::: Records supplied

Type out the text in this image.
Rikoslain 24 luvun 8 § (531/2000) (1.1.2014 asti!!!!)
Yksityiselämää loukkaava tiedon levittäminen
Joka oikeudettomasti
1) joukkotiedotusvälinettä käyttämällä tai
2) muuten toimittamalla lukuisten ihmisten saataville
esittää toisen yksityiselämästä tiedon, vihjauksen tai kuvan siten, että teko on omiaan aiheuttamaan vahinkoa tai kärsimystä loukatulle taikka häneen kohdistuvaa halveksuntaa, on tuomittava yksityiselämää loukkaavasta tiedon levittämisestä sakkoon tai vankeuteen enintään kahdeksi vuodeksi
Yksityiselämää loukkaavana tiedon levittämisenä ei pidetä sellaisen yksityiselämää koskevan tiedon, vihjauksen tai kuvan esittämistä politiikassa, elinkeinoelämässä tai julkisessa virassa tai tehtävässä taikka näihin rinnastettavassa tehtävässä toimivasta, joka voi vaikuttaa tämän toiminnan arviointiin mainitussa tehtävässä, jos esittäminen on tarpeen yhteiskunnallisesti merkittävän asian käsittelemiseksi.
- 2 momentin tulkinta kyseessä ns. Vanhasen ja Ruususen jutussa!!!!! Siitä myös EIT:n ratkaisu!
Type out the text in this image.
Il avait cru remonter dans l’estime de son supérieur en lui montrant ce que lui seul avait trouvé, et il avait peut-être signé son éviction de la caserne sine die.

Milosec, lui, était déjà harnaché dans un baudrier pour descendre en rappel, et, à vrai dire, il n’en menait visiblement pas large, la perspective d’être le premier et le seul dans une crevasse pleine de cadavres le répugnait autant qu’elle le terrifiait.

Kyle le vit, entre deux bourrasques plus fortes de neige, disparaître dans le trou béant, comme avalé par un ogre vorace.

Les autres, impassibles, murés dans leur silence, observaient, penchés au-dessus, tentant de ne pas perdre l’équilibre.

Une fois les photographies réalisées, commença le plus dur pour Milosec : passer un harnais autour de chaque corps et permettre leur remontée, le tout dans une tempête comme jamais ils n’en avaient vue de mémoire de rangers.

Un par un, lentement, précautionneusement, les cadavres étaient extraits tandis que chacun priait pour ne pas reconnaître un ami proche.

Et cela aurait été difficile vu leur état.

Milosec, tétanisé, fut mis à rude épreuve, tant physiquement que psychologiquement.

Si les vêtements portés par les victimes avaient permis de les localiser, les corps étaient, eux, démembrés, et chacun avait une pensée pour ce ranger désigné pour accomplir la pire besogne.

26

::::::

Direction: Copy every line of the listing that includes the string "étaient".

Correct response:
Un par un, lentement, précautionneusement, les cadavres étaient extraits tandis que chacun priait pour ne pas reconnaître un ami proche.
Si les vêtements portés par les victimes avaient permis de les localiser, les corps étaient, eux, démembrés, et chacun avait une pensée pour ce ranger désigné pour accomplir la pire besogne.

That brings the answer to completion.